Los Minoristas Sabáticos escuchan al gran Titta



  Jorge Mañach

 No. No hay que admitir que sea un cenáculo ¡horror! Forzando un poco el léxico, sería, a lo sumo, un almorzáculo: una ocasión de amplia y clara y ortodoxa sobremesa… Pero ello es que, sabáticamente, esta fracción de Los Nuevos (de la mal llamada “juventud intelectual”, adjetivo con que se castiga el nuevo afán de comprensión), se reúne, como en un ritual, para el yantar meridiano. No tienen comedero fijo, porque, gustando en todo de la mutación y del ritmo, aún para el comer abominan de cuanto trascienda a querencias sistemáticas. El  suyo es un credo de eterna frescura, de eterna improvisación.
 Sin embargo, el despacho de Roig de Leuchsenring  -menudo jefe minorista- es el trivium en que nuestro grupo se  da cita todos los sábados. Dan las once. Van llegando. Este  es Mariano Brull, el poeta de “La casa del Silencio —urbano, abstracto, estético. Con él, Félix Lizaso, bello espíritu desconocido, por lo pacato y doméstico, que trae bajo el brazo un libro y una carta de José María Chacón (una carta tan larga que hay que portarla bajo el brazo.) José Antonio Fernández de Castro asoma luego su sonrisa-hilacha de flaneur cuyo vivir es un largo encogimiento de hombros espiritual. En seguida, José Manuel Acosta, el dibujante, hermano de su ilustre hermano el de “Hermanita” y, empero, ilustre el también, aunque hace chistes horrendos.

### Ejercicio propuesto 1
Según el texto seleccionado, ¿por qué este grupo de Los Nuevos no tiene un comedero fijo para sus reuniones de los sábados? Responde en una o dos oraciones.

### Datos proporcionados
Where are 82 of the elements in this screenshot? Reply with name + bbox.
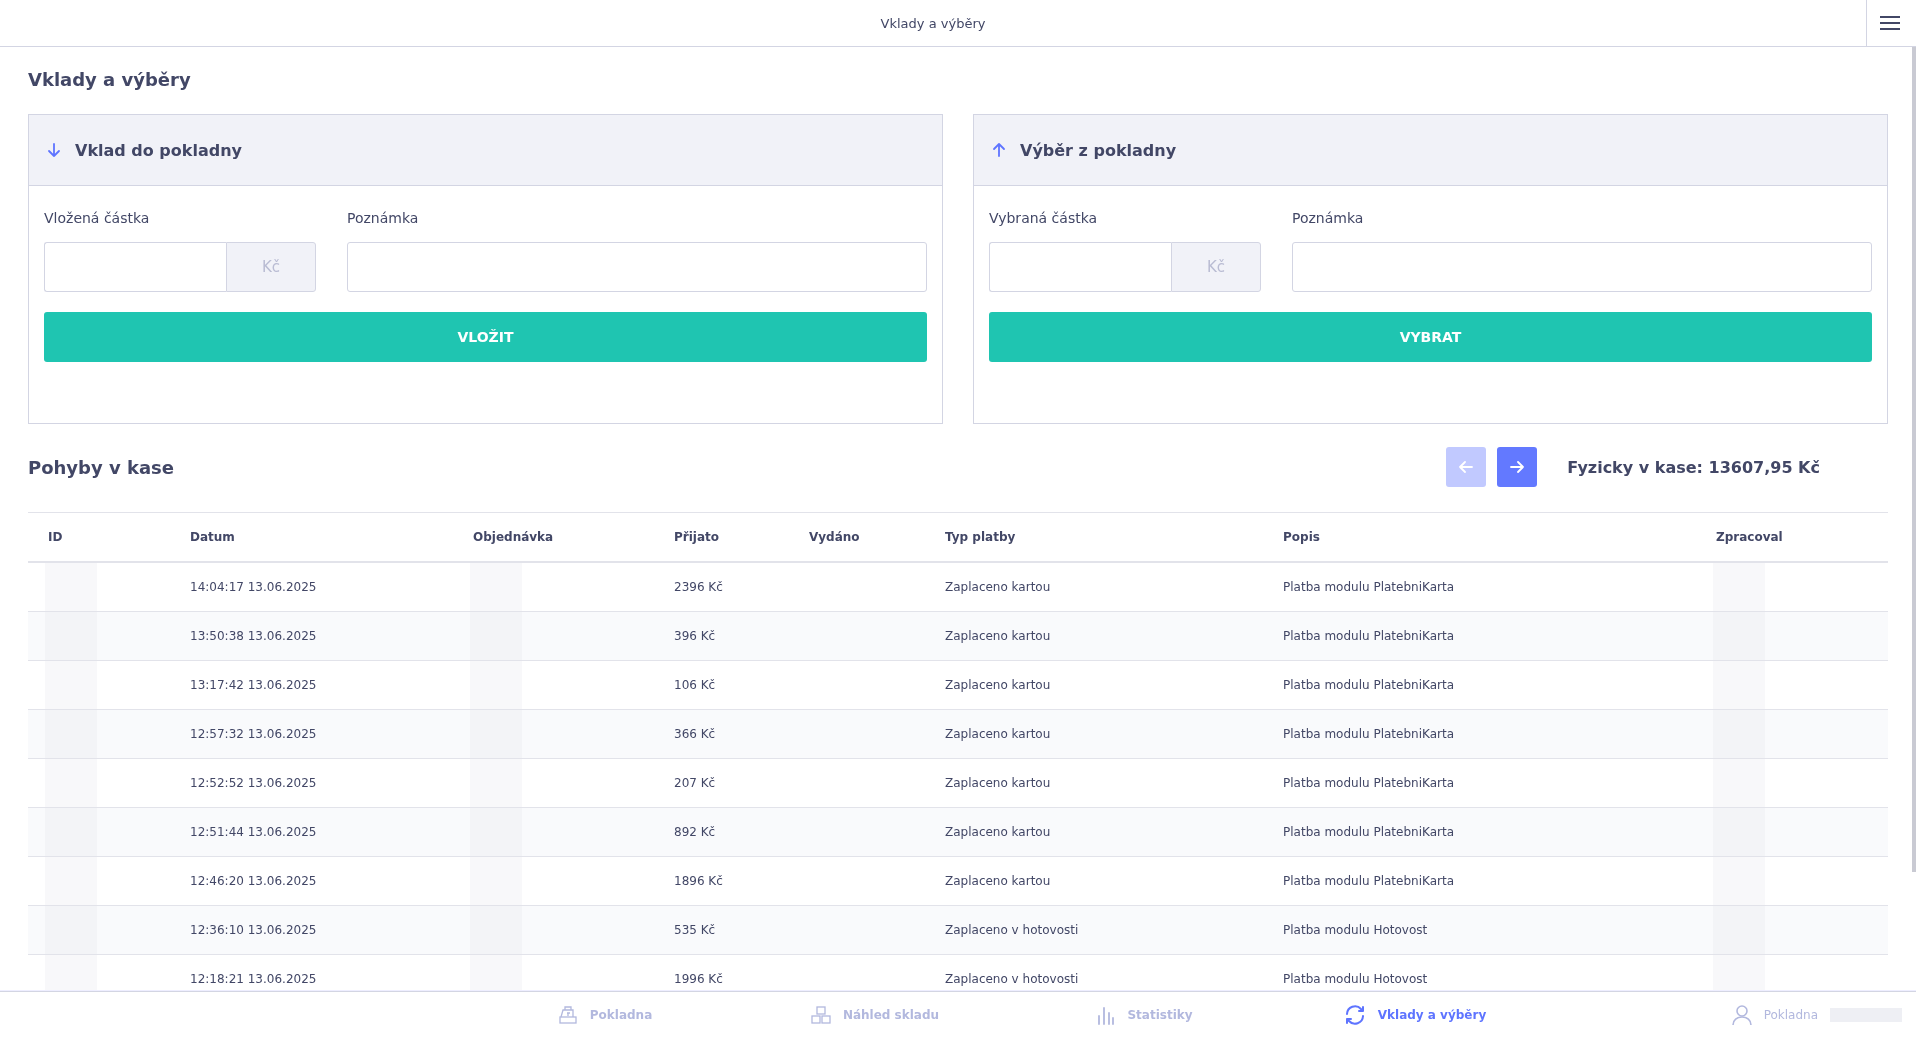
table-cell-text: Platba modulu PlatebniKarta (1282, 580, 1455, 594)
table-cell-text: Zaplaceno kartou (944, 874, 1052, 888)
table-cell-text: 12:46:20 13.06.2025 (189, 874, 318, 888)
field-label: Vybraná částka (989, 210, 1099, 226)
table-cell-text: Platba modulu PlatebniKarta (1282, 825, 1455, 839)
submit-button[interactable]: VLOŽIT (44, 312, 927, 362)
column-header: Typ platby (944, 530, 1017, 544)
table-cell-text: Zaplaceno v hotovosti (944, 923, 1080, 937)
table-cell-text: 12:18:21 13.06.2025 (189, 972, 318, 986)
table-cell-text: Zaplaceno v hotovosti (944, 972, 1080, 986)
table-cell-text: Zaplaceno kartou (944, 629, 1052, 643)
table-cell-text: 13:17:42 13.06.2025 (189, 678, 318, 692)
table-cell-text: 207 Kč (673, 776, 717, 790)
table-cell-text: Zaplaceno kartou (944, 825, 1052, 839)
page-title: Vklady a výběry (28, 69, 191, 90)
table-cell-text: 12:36:10 13.06.2025 (189, 923, 318, 937)
table-cell-text: Platba modulu PlatebniKarta (1282, 776, 1455, 790)
note-field[interactable] (347, 242, 927, 292)
column-header: Zpracoval (1715, 530, 1784, 544)
table-cell-text: Zaplaceno kartou (944, 678, 1052, 692)
table-cell-text: 366 Kč (673, 727, 717, 741)
column-header: Vydáno (808, 530, 861, 544)
arrow-up-icon (992, 142, 1006, 158)
table-cell-text: Zaplaceno kartou (944, 727, 1052, 741)
boxes-icon (810, 1004, 831, 1025)
table-cell-text: 1996 Kč (673, 972, 724, 986)
table-cell-text: 106 Kč (673, 678, 717, 692)
table-cell-text: Platba modulu Hotovost (1282, 923, 1429, 937)
card-title: Výběr z pokladny (1020, 140, 1177, 160)
column-header: Datum (189, 530, 236, 544)
note-field[interactable] (1292, 242, 1872, 292)
table-cell-text: Platba modulu PlatebniKarta (1282, 874, 1455, 888)
table-cell-text: Platba modulu PlatebniKarta (1282, 727, 1455, 741)
arrow-left-icon (1459, 461, 1474, 473)
table-cell-text: Platba modulu PlatebniKarta (1282, 678, 1455, 692)
table-cell-text: 892 Kč (673, 825, 717, 839)
table-cell-text: Platba modulu PlatebniKarta (1282, 629, 1455, 643)
field-label: Poznámka (347, 210, 420, 226)
arrow-down-icon (47, 142, 61, 158)
menu-icon (1879, 16, 1900, 30)
arrow-right-icon (1510, 461, 1525, 473)
table-cell-text: 535 Kč (673, 923, 717, 937)
header-title: Vklady a výběry (879, 15, 987, 31)
column-header: ID (47, 530, 64, 544)
nav-tab[interactable]: Statistiky (1010, 1002, 1280, 1027)
next-page-button[interactable] (1497, 447, 1538, 487)
nav-tab[interactable]: Náhled skladu (740, 1002, 1010, 1027)
amount-field[interactable] (44, 242, 226, 292)
column-header: Objednávka (472, 530, 555, 544)
card-title: Vklad do pokladny (75, 140, 242, 160)
redacted-block (470, 563, 522, 611)
redacted-block (1713, 563, 1765, 611)
currency-addon: Kč (1171, 242, 1261, 292)
table-cell-text: Zaplaceno kartou (944, 580, 1052, 594)
refresh-icon (1343, 1003, 1366, 1026)
amount-field[interactable] (989, 242, 1171, 292)
field-label: Poznámka (1292, 210, 1365, 226)
table-cell-text: Zaplaceno kartou (944, 776, 1052, 790)
table-cell-text: 1896 Kč (673, 874, 724, 888)
table-cell-text: 14:04:17 13.06.2025 (189, 580, 318, 594)
cash-total: Fyzicky v kase: 13607,95 Kč (1567, 457, 1820, 477)
column-header: Přijato (673, 530, 721, 544)
table-cell-text: 12:52:52 13.06.2025 (189, 776, 318, 790)
nav-tab[interactable]: Vklady a výběry (1280, 1002, 1550, 1027)
scrollbar[interactable] (1912, 47, 1916, 872)
user-icon (1731, 1003, 1752, 1026)
section-title: Pohyby v kase (28, 456, 176, 478)
table-cell-text: 13:50:38 13.06.2025 (189, 629, 318, 643)
table-cell-text: Platba modulu Hotovost (1282, 972, 1429, 986)
currency-addon: Kč (226, 242, 316, 292)
column-header: Popis (1282, 530, 1321, 544)
table-cell-text: 2396 Kč (673, 580, 724, 594)
submit-button[interactable]: VYBRAT (989, 312, 1872, 362)
table-cell-text: 396 Kč (673, 629, 717, 643)
field-label: Vložená částka (44, 210, 151, 226)
bar-chart-icon (1097, 1004, 1116, 1025)
table-cell-text: 12:57:32 13.06.2025 (189, 727, 318, 741)
nav-tab[interactable]: Pokladna (470, 1002, 740, 1027)
cash-register-icon (557, 1004, 578, 1025)
table-cell-text: 12:51:44 13.06.2025 (189, 825, 318, 839)
user-label: Pokladna (1763, 1007, 1818, 1022)
redacted-block (45, 563, 97, 611)
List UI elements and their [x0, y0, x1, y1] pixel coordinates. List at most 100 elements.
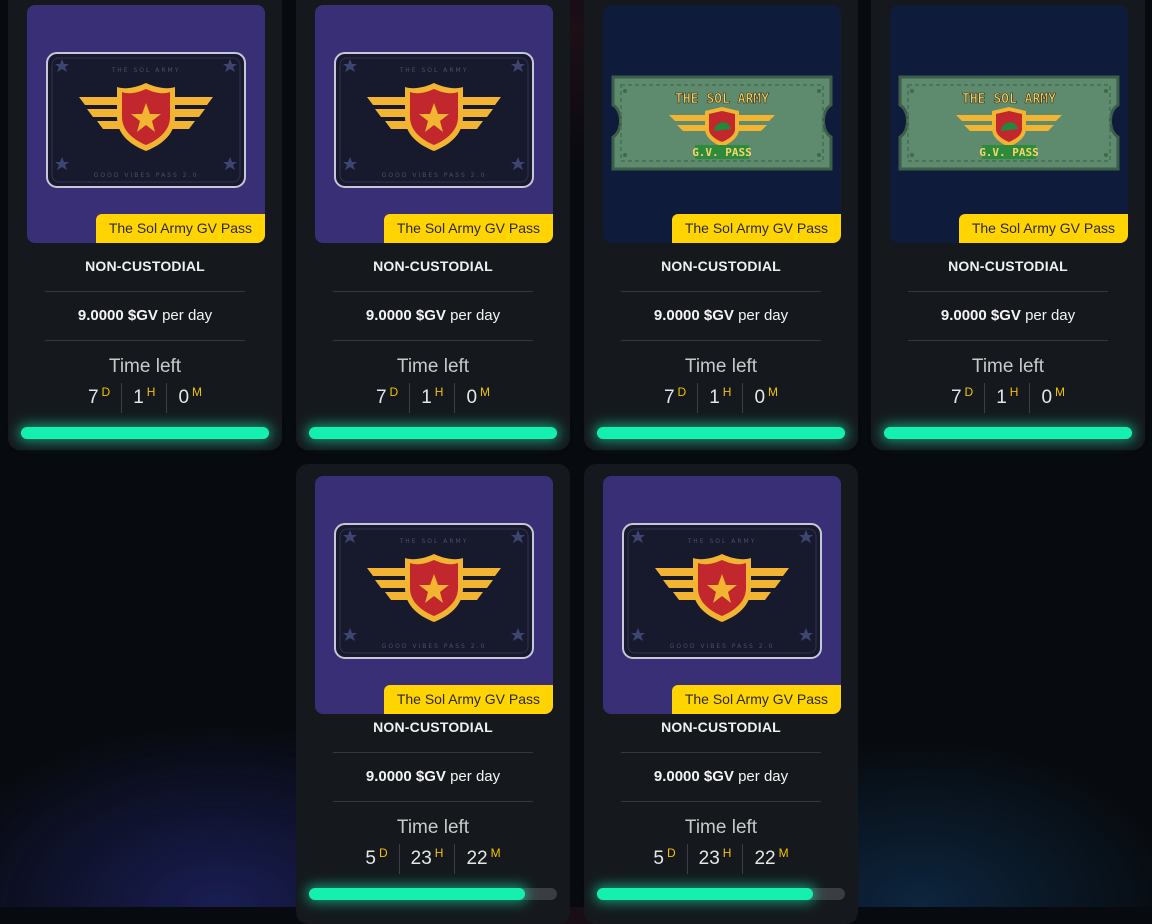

### Ejercicio propuesto 2
Extrae sin ningún cambio el tramo de filas que va desde la que contiene "580, 1455, 594)" hasta la que contiene "column-header: Datum (189, 530, 236, 544)", ambas incluidas.

### Respuesta 1
No tienen comedero fijo porque gustan en todo de la mutación y del ritmo, y aun para comer abominan de cuanto trascienda a querencias sistemáticas. Su credo es de eterna frescura y de eterna improvisación.

### Respuesta 2
table-cell-text: Platba modulu PlatebniKarta (1282, 580, 1455, 594)
table-cell-text: Zaplaceno kartou (944, 874, 1052, 888)
table-cell-text: 12:46:20 13.06.2025 (189, 874, 318, 888)
field-label: Vybraná částka (989, 210, 1099, 226)
table-cell-text: Platba modulu PlatebniKarta (1282, 825, 1455, 839)
submit-button[interactable]: VLOŽIT (44, 312, 927, 362)
column-header: Typ platby (944, 530, 1017, 544)
table-cell-text: Zaplaceno v hotovosti (944, 923, 1080, 937)
table-cell-text: 12:18:21 13.06.2025 (189, 972, 318, 986)
table-cell-text: Zaplaceno v hotovosti (944, 972, 1080, 986)
table-cell-text: Zaplaceno kartou (944, 629, 1052, 643)
table-cell-text: 13:17:42 13.06.2025 (189, 678, 318, 692)
table-cell-text: 207 Kč (673, 776, 717, 790)
table-cell-text: Zaplaceno kartou (944, 825, 1052, 839)
page-title: Vklady a výběry (28, 69, 191, 90)
table-cell-text: 12:36:10 13.06.2025 (189, 923, 318, 937)
table-cell-text: Platba modulu PlatebniKarta (1282, 776, 1455, 790)
note-field[interactable] (347, 242, 927, 292)
column-header: Zpracoval (1715, 530, 1784, 544)
table-cell-text: Zaplaceno kartou (944, 678, 1052, 692)
table-cell-text: 366 Kč (673, 727, 717, 741)
column-header: Vydáno (808, 530, 861, 544)
arrow-up-icon (992, 142, 1006, 158)
table-cell-text: Zaplaceno kartou (944, 727, 1052, 741)
boxes-icon (810, 1004, 831, 1025)
table-cell-text: 1996 Kč (673, 972, 724, 986)
table-cell-text: 106 Kč (673, 678, 717, 692)
table-cell-text: Platba modulu Hotovost (1282, 923, 1429, 937)
card-title: Výběr z pokladny (1020, 140, 1177, 160)
column-header: Datum (189, 530, 236, 544)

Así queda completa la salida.